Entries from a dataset

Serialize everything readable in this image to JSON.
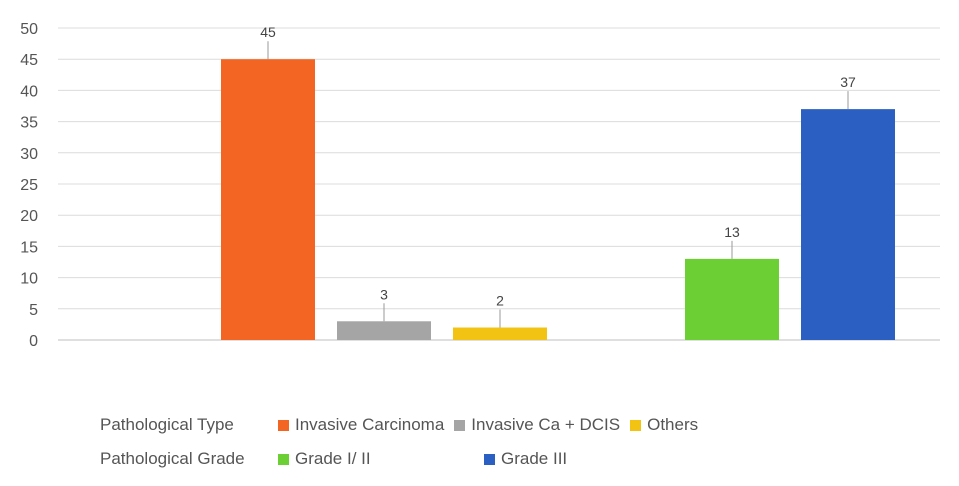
{
  "chart_data": {
    "type": "bar",
    "ylim": [
      0,
      50
    ],
    "yticks": [
      0,
      5,
      10,
      15,
      20,
      25,
      30,
      35,
      40,
      45,
      50
    ],
    "grid": true,
    "legend_position": "bottom",
    "bars": [
      {
        "group": "Pathological Type",
        "name": "Invasive Carcinoma",
        "value": 45,
        "color": "#F26522"
      },
      {
        "group": "Pathological Type",
        "name": "Invasive Ca + DCIS",
        "value": 3,
        "color": "#A5A5A5"
      },
      {
        "group": "Pathological Type",
        "name": "Others",
        "value": 2,
        "color": "#F2C313"
      },
      {
        "group": "Pathological Grade",
        "name": "Grade I/ II",
        "value": 13,
        "color": "#6CCF34"
      },
      {
        "group": "Pathological Grade",
        "name": "Grade III",
        "value": 37,
        "color": "#2B5FC1"
      }
    ],
    "legend": {
      "rows": [
        {
          "group_label": "Pathological Type",
          "items": [
            {
              "label": "Invasive Carcinoma",
              "color": "#F26522"
            },
            {
              "label": "Invasive Ca + DCIS",
              "color": "#A5A5A5"
            },
            {
              "label": "Others",
              "color": "#F2C313"
            }
          ]
        },
        {
          "group_label": "Pathological Grade",
          "items": [
            {
              "label": "Grade I/ II",
              "color": "#6CCF34"
            },
            {
              "label": "Grade III",
              "color": "#2B5FC1"
            }
          ]
        }
      ]
    }
  }
}
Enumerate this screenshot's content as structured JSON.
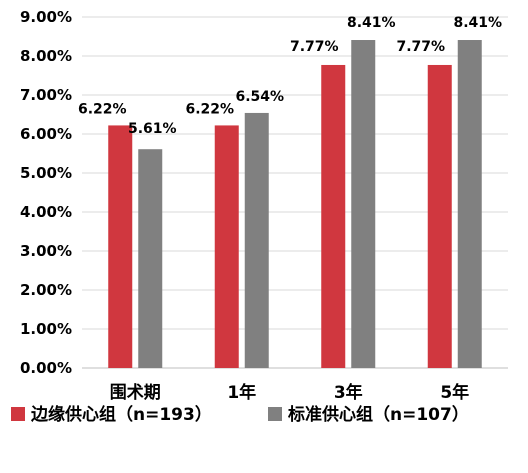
{
  "chart_data": {
    "type": "bar",
    "title": "",
    "xlabel": "",
    "ylabel": "",
    "categories": [
      "围术期",
      "1年",
      "3年",
      "5年"
    ],
    "series": [
      {
        "name": "边缘供心组（n=193）",
        "values": [
          6.22,
          6.22,
          7.77,
          7.77
        ],
        "labels": [
          "6.22%",
          "6.22%",
          "7.77%",
          "7.77%"
        ],
        "color": "#D0373F"
      },
      {
        "name": "标准供心组（n=107）",
        "values": [
          5.61,
          6.54,
          8.41,
          8.41
        ],
        "labels": [
          "5.61%",
          "6.54%",
          "8.41%",
          "8.41%"
        ],
        "color": "#808080"
      }
    ],
    "ylim": [
      0,
      9
    ],
    "yticks": [
      0,
      1,
      2,
      3,
      4,
      5,
      6,
      7,
      8,
      9
    ],
    "ytick_labels": [
      "0.00%",
      "1.00%",
      "2.00%",
      "3.00%",
      "4.00%",
      "5.00%",
      "6.00%",
      "7.00%",
      "8.00%",
      "9.00%"
    ],
    "grid": true,
    "legend_position": "bottom",
    "gridline_color": "#D9D9D9"
  }
}
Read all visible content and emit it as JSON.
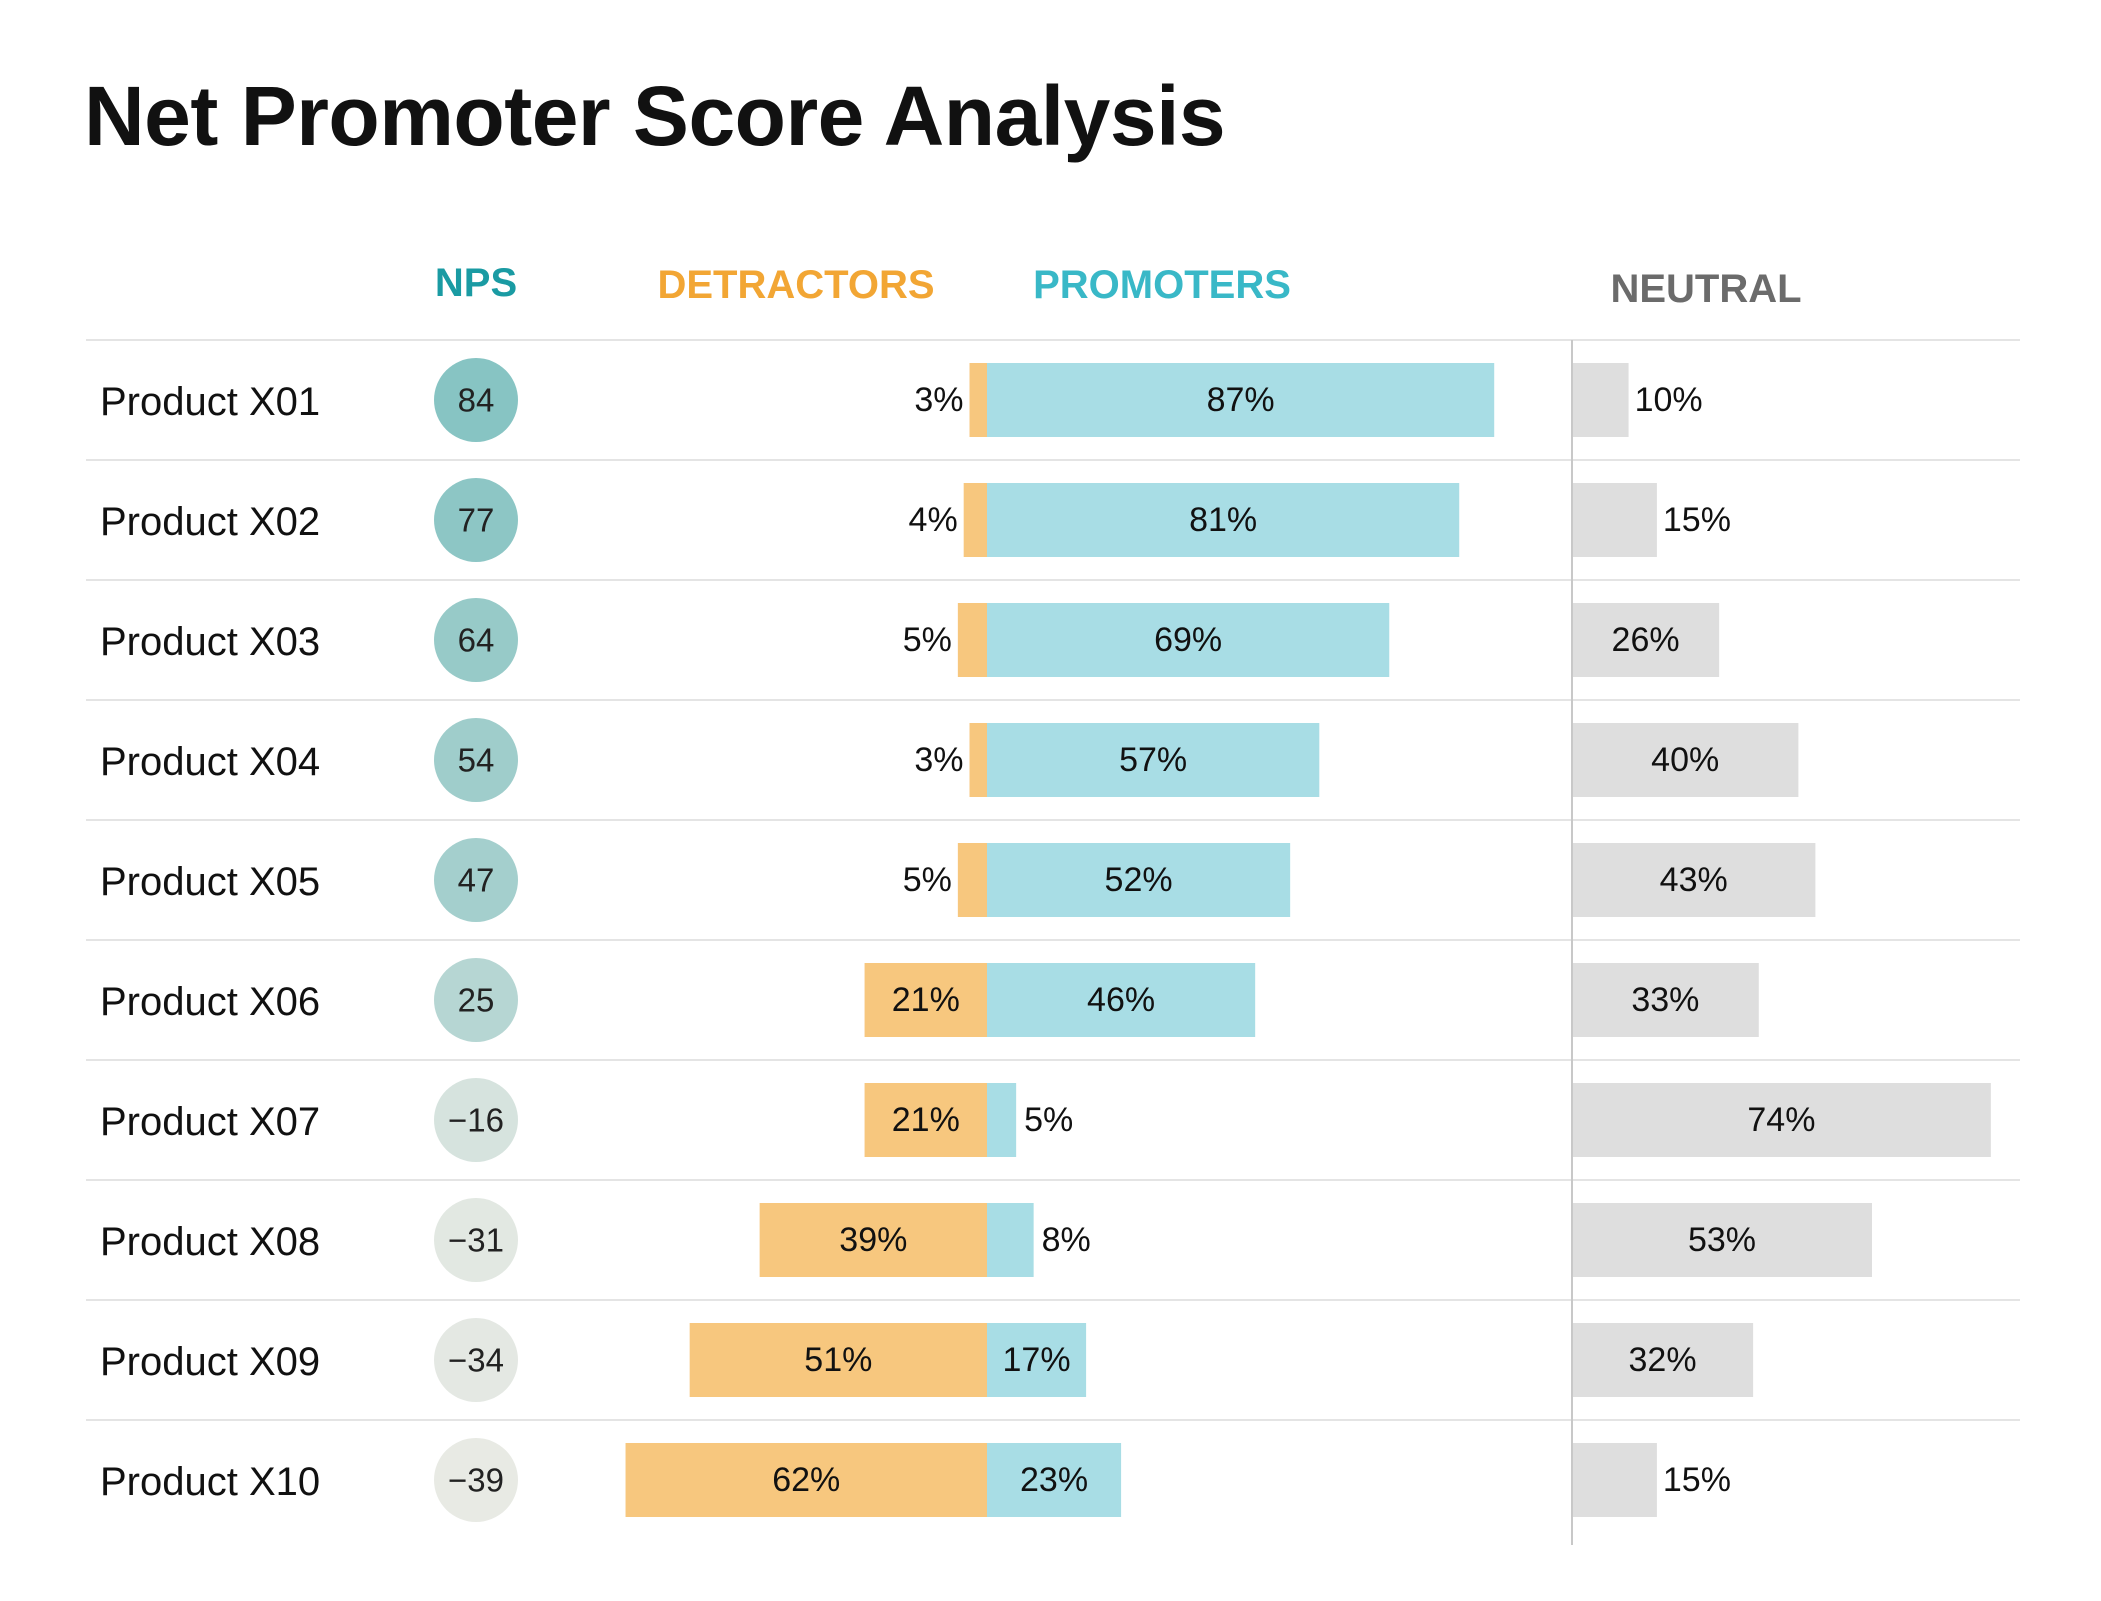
{
  "title": "Net Promoter Score Analysis",
  "colors": {
    "nps_header": "#1a9ba3",
    "detractors": "#f7c77e",
    "detractors_header": "#f2a634",
    "promoters": "#a8dde5",
    "promoters_header": "#39b8c7",
    "neutral": "#dedede",
    "neutral_header": "#6b6b6b",
    "divider": "#e4e4e4"
  },
  "chart_data": {
    "type": "bar",
    "subtype": "diverging-stacked",
    "headers": {
      "nps": "NPS",
      "detractors": "DETRACTORS",
      "promoters": "PROMOTERS",
      "neutral": "NEUTRAL"
    },
    "categories": [
      "Product X01",
      "Product X02",
      "Product X03",
      "Product X04",
      "Product X05",
      "Product X06",
      "Product X07",
      "Product X08",
      "Product X09",
      "Product X10"
    ],
    "nps": [
      84,
      77,
      64,
      54,
      47,
      25,
      -16,
      -31,
      -34,
      -39
    ],
    "nps_labels": [
      "84",
      "77",
      "64",
      "54",
      "47",
      "25",
      "−16",
      "−31",
      "−34",
      "−39"
    ],
    "series": [
      {
        "name": "DETRACTORS",
        "values": [
          3,
          4,
          5,
          3,
          5,
          21,
          21,
          39,
          51,
          62
        ]
      },
      {
        "name": "PROMOTERS",
        "values": [
          87,
          81,
          69,
          57,
          52,
          46,
          5,
          8,
          17,
          23
        ]
      },
      {
        "name": "NEUTRAL",
        "values": [
          10,
          15,
          26,
          40,
          43,
          33,
          74,
          53,
          32,
          15
        ]
      }
    ],
    "unit": "%"
  }
}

> **WHAT IS REQUIRED**: Each line above is to be copied verbatim. Drop any image from the copy.

> **CORRECT ANSWER**:
Serialize everything readable in this image to JSON.
{
  "chart_data": {
    "type": "bar",
    "ylim": [
      0,
      50
    ],
    "yticks": [
      0,
      5,
      10,
      15,
      20,
      25,
      30,
      35,
      40,
      45,
      50
    ],
    "grid": true,
    "legend_position": "bottom",
    "bars": [
      {
        "group": "Pathological Type",
        "name": "Invasive Carcinoma",
        "value": 45,
        "color": "#F26522"
      },
      {
        "group": "Pathological Type",
        "name": "Invasive Ca + DCIS",
        "value": 3,
        "color": "#A5A5A5"
      },
      {
        "group": "Pathological Type",
        "name": "Others",
        "value": 2,
        "color": "#F2C313"
      },
      {
        "group": "Pathological Grade",
        "name": "Grade I/ II",
        "value": 13,
        "color": "#6CCF34"
      },
      {
        "group": "Pathological Grade",
        "name": "Grade III",
        "value": 37,
        "color": "#2B5FC1"
      }
    ],
    "legend": {
      "rows": [
        {
          "group_label": "Pathological Type",
          "items": [
            {
              "label": "Invasive Carcinoma",
              "color": "#F26522"
            },
            {
              "label": "Invasive Ca + DCIS",
              "color": "#A5A5A5"
            },
            {
              "label": "Others",
              "color": "#F2C313"
            }
          ]
        },
        {
          "group_label": "Pathological Grade",
          "items": [
            {
              "label": "Grade I/ II",
              "color": "#6CCF34"
            },
            {
              "label": "Grade III",
              "color": "#2B5FC1"
            }
          ]
        }
      ]
    }
  }
}
Enumerate this screenshot's content as structured JSON.
{
  "chart_data": {
    "type": "bar",
    "title": "",
    "xlabel": "",
    "ylabel": "",
    "categories": [
      "围术期",
      "1年",
      "3年",
      "5年"
    ],
    "series": [
      {
        "name": "边缘供心组（n=193）",
        "values": [
          6.22,
          6.22,
          7.77,
          7.77
        ],
        "labels": [
          "6.22%",
          "6.22%",
          "7.77%",
          "7.77%"
        ],
        "color": "#D0373F"
      },
      {
        "name": "标准供心组（n=107）",
        "values": [
          5.61,
          6.54,
          8.41,
          8.41
        ],
        "labels": [
          "5.61%",
          "6.54%",
          "8.41%",
          "8.41%"
        ],
        "color": "#808080"
      }
    ],
    "ylim": [
      0,
      9
    ],
    "yticks": [
      0,
      1,
      2,
      3,
      4,
      5,
      6,
      7,
      8,
      9
    ],
    "ytick_labels": [
      "0.00%",
      "1.00%",
      "2.00%",
      "3.00%",
      "4.00%",
      "5.00%",
      "6.00%",
      "7.00%",
      "8.00%",
      "9.00%"
    ],
    "grid": true,
    "legend_position": "bottom",
    "gridline_color": "#D9D9D9"
  }
}
Read all visible content and emit it as JSON.
{
  "title": "Net Promoter Score Analysis",
  "colors": {
    "nps_header": "#1a9ba3",
    "detractors": "#f7c77e",
    "detractors_header": "#f2a634",
    "promoters": "#a8dde5",
    "promoters_header": "#39b8c7",
    "neutral": "#dedede",
    "neutral_header": "#6b6b6b",
    "divider": "#e4e4e4"
  },
  "chart_data": {
    "type": "bar",
    "subtype": "diverging-stacked",
    "headers": {
      "nps": "NPS",
      "detractors": "DETRACTORS",
      "promoters": "PROMOTERS",
      "neutral": "NEUTRAL"
    },
    "categories": [
      "Product X01",
      "Product X02",
      "Product X03",
      "Product X04",
      "Product X05",
      "Product X06",
      "Product X07",
      "Product X08",
      "Product X09",
      "Product X10"
    ],
    "nps": [
      84,
      77,
      64,
      54,
      47,
      25,
      -16,
      -31,
      -34,
      -39
    ],
    "nps_labels": [
      "84",
      "77",
      "64",
      "54",
      "47",
      "25",
      "−16",
      "−31",
      "−34",
      "−39"
    ],
    "series": [
      {
        "name": "DETRACTORS",
        "values": [
          3,
          4,
          5,
          3,
          5,
          21,
          21,
          39,
          51,
          62
        ]
      },
      {
        "name": "PROMOTERS",
        "values": [
          87,
          81,
          69,
          57,
          52,
          46,
          5,
          8,
          17,
          23
        ]
      },
      {
        "name": "NEUTRAL",
        "values": [
          10,
          15,
          26,
          40,
          43,
          33,
          74,
          53,
          32,
          15
        ]
      }
    ],
    "unit": "%"
  }
}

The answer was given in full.